> _Task to complete_
The listing below should be printed exactly, every line of it. Skip the pictures.

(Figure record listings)
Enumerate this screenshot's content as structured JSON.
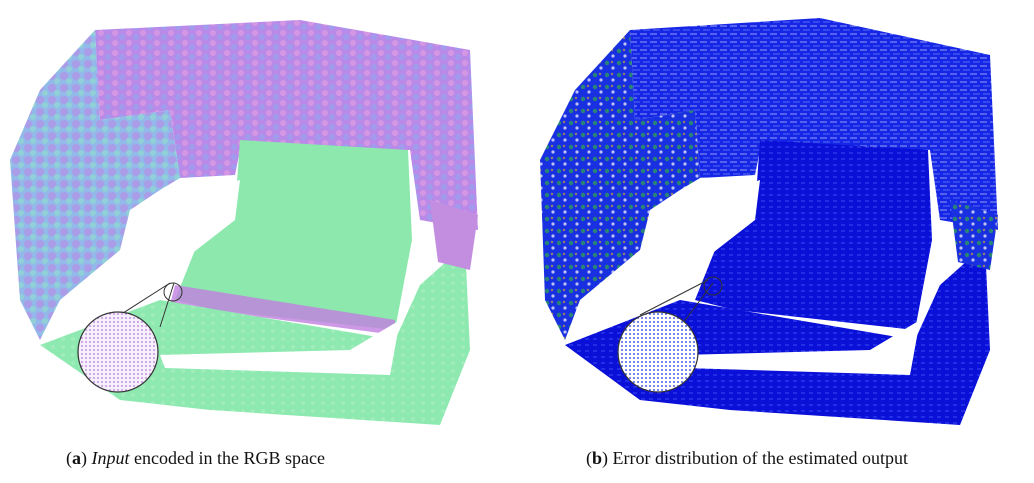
{
  "figure": {
    "panels": [
      {
        "id": "a",
        "letter": "a",
        "caption_italic": "Input",
        "caption_rest": " encoded in the RGB space",
        "palette": [
          "#7ee6a8",
          "#a77af0",
          "#c985e8",
          "#88a8f0",
          "#9de3d0",
          "#b9f0c8",
          "#e48bd8"
        ]
      },
      {
        "id": "b",
        "letter": "b",
        "caption_italic": "",
        "caption_rest": " Error distribution of the estimated output",
        "palette": [
          "#1020e8",
          "#0a12c8",
          "#2b3cf2",
          "#3fae4a",
          "#d2a23a",
          "#c04a2a",
          "#ffffff"
        ]
      }
    ]
  }
}
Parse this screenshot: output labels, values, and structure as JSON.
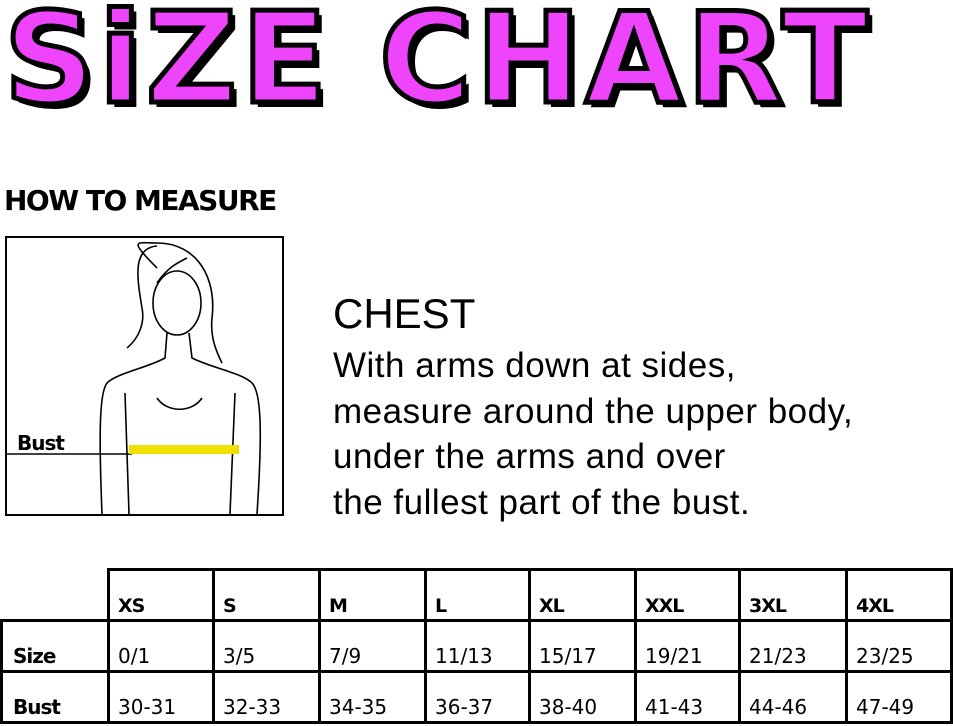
{
  "title": "SiZE CHART",
  "title_color": "#ee44fb",
  "how_to_measure": "HOW TO MEASURE",
  "figure": {
    "bust_label": "Bust",
    "tape_color": "#f0e000"
  },
  "chest": {
    "heading": "CHEST",
    "lines": [
      "With arms down at sides,",
      "measure around the upper body,",
      "under the arms and over",
      "the fullest part of the bust."
    ]
  },
  "table": {
    "sizes": [
      "XS",
      "S",
      "M",
      "L",
      "XL",
      "XXL",
      "3XL",
      "4XL"
    ],
    "rows": [
      {
        "label": "Size",
        "values": [
          "0/1",
          "3/5",
          "7/9",
          "11/13",
          "15/17",
          "19/21",
          "21/23",
          "23/25"
        ]
      },
      {
        "label": "Bust",
        "values": [
          "30-31",
          "32-33",
          "34-35",
          "36-37",
          "38-40",
          "41-43",
          "44-46",
          "47-49"
        ]
      }
    ]
  }
}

> _Answer_
Enumerate this screenshot's content as structured JSON.
{
  "figure": {
    "panels": [
      {
        "id": "a",
        "letter": "a",
        "caption_italic": "Input",
        "caption_rest": " encoded in the RGB space",
        "palette": [
          "#7ee6a8",
          "#a77af0",
          "#c985e8",
          "#88a8f0",
          "#9de3d0",
          "#b9f0c8",
          "#e48bd8"
        ]
      },
      {
        "id": "b",
        "letter": "b",
        "caption_italic": "",
        "caption_rest": " Error distribution of the estimated output",
        "palette": [
          "#1020e8",
          "#0a12c8",
          "#2b3cf2",
          "#3fae4a",
          "#d2a23a",
          "#c04a2a",
          "#ffffff"
        ]
      }
    ]
  }
}
Parse this screenshot: output labels, values, and structure as JSON.
{
  "title": "SiZE CHART",
  "title_color": "#ee44fb",
  "how_to_measure": "HOW TO MEASURE",
  "figure": {
    "bust_label": "Bust",
    "tape_color": "#f0e000"
  },
  "chest": {
    "heading": "CHEST",
    "lines": [
      "With arms down at sides,",
      "measure around the upper body,",
      "under the arms and over",
      "the fullest part of the bust."
    ]
  },
  "table": {
    "sizes": [
      "XS",
      "S",
      "M",
      "L",
      "XL",
      "XXL",
      "3XL",
      "4XL"
    ],
    "rows": [
      {
        "label": "Size",
        "values": [
          "0/1",
          "3/5",
          "7/9",
          "11/13",
          "15/17",
          "19/21",
          "21/23",
          "23/25"
        ]
      },
      {
        "label": "Bust",
        "values": [
          "30-31",
          "32-33",
          "34-35",
          "36-37",
          "38-40",
          "41-43",
          "44-46",
          "47-49"
        ]
      }
    ]
  }
}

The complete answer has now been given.